Entries drawn from a collection:
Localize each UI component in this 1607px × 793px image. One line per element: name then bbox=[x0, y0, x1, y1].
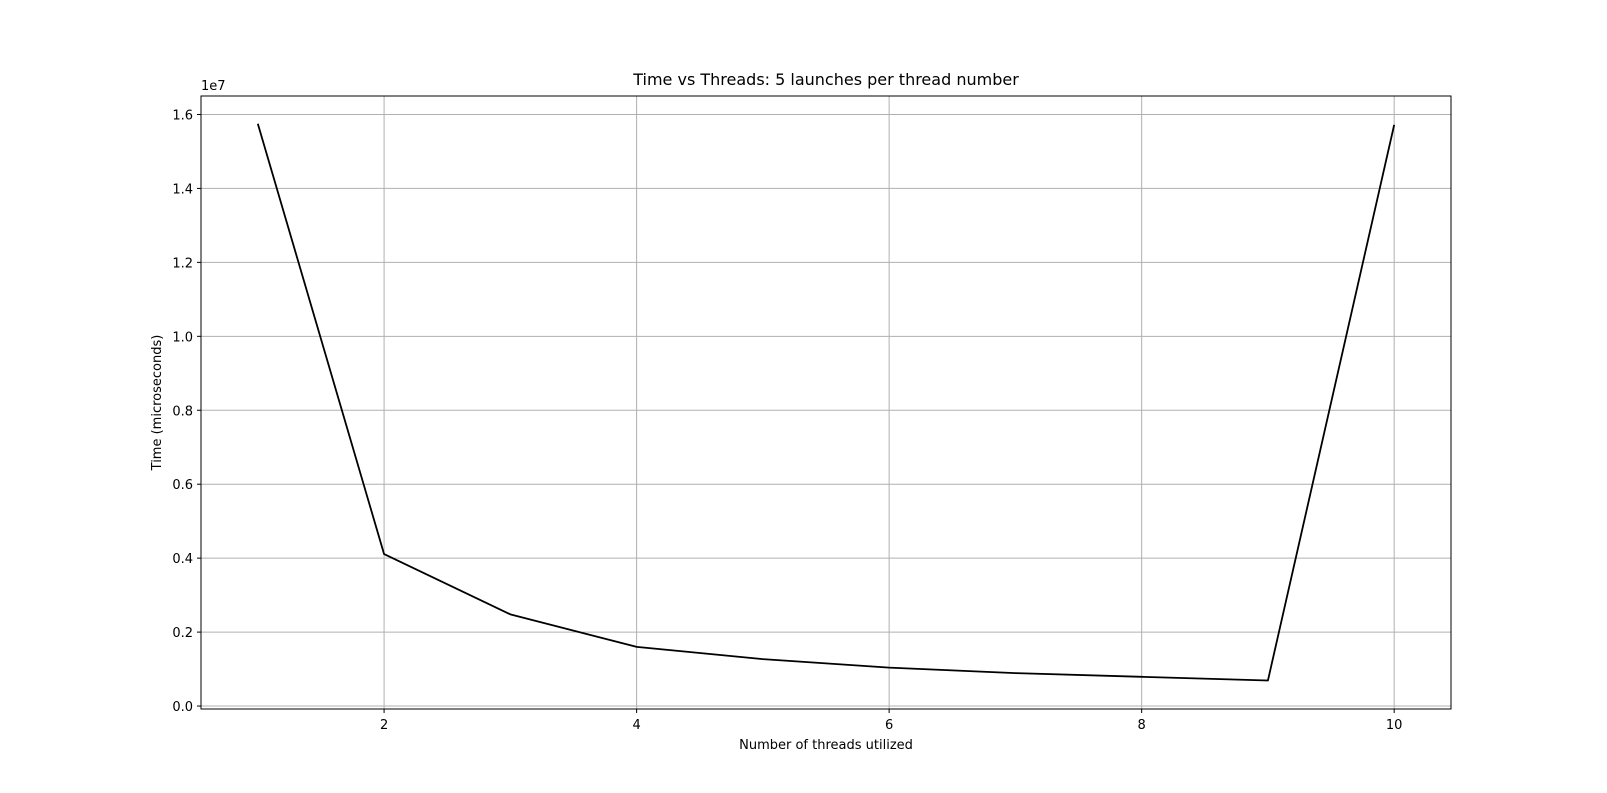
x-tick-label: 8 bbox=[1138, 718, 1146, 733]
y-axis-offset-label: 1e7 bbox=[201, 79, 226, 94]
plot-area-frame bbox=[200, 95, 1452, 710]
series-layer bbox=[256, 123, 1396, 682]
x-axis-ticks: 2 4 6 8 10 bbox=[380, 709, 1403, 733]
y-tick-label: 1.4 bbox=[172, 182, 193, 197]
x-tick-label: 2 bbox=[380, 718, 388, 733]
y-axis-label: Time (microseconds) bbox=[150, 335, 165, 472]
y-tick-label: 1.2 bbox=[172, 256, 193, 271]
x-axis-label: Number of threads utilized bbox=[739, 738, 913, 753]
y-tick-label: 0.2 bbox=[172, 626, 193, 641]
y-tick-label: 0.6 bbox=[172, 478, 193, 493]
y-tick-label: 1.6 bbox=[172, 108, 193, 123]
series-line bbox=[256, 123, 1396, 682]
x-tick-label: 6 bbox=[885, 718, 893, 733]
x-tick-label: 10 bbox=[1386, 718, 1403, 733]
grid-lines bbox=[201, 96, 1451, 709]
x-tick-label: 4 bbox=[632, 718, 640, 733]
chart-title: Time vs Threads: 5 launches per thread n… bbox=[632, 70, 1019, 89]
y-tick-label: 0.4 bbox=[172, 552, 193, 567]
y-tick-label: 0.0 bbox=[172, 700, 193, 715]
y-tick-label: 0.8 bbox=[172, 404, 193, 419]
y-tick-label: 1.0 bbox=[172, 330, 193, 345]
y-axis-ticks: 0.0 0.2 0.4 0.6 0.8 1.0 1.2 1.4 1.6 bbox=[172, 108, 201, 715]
* * *
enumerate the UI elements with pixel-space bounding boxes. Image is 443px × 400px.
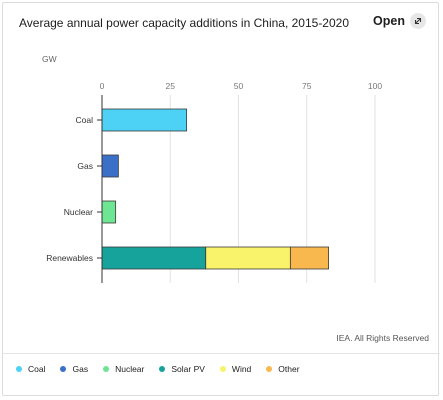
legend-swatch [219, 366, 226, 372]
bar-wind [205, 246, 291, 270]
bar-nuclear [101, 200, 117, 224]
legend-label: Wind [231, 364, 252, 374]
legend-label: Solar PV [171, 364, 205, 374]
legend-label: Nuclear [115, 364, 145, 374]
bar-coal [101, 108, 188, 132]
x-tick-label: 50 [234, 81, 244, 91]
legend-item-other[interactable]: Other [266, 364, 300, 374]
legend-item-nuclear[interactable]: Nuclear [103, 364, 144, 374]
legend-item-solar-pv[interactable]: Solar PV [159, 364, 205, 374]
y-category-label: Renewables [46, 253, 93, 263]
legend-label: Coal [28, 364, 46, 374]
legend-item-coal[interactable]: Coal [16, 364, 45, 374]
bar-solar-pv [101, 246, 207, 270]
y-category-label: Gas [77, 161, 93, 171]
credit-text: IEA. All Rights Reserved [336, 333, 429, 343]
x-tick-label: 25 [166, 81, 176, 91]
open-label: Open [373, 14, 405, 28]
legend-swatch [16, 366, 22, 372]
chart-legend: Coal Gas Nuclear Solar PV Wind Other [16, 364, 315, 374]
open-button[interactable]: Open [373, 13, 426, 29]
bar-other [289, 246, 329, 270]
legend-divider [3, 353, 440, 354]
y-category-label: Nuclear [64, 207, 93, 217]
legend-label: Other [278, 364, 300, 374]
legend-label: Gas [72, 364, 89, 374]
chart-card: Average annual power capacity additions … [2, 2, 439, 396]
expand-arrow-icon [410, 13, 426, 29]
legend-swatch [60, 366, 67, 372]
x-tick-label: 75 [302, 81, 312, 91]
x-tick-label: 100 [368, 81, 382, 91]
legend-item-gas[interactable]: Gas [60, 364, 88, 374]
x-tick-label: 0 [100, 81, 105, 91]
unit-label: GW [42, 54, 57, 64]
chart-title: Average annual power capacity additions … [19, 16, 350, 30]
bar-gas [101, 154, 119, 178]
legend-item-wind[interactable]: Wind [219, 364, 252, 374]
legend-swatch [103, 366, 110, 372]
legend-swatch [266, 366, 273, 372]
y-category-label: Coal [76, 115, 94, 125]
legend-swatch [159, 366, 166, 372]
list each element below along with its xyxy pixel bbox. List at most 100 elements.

** WHAT THE TASK ASKS **
Please list each line of the data above that contains the word "category", copying every such line in full.

** OUTPUT FOR THIS TASK **
y-category-label: Renewables [46, 253, 93, 263]
y-category-label: Gas [77, 161, 93, 171]
y-category-label: Nuclear [64, 207, 93, 217]
y-category-label: Coal [76, 115, 94, 125]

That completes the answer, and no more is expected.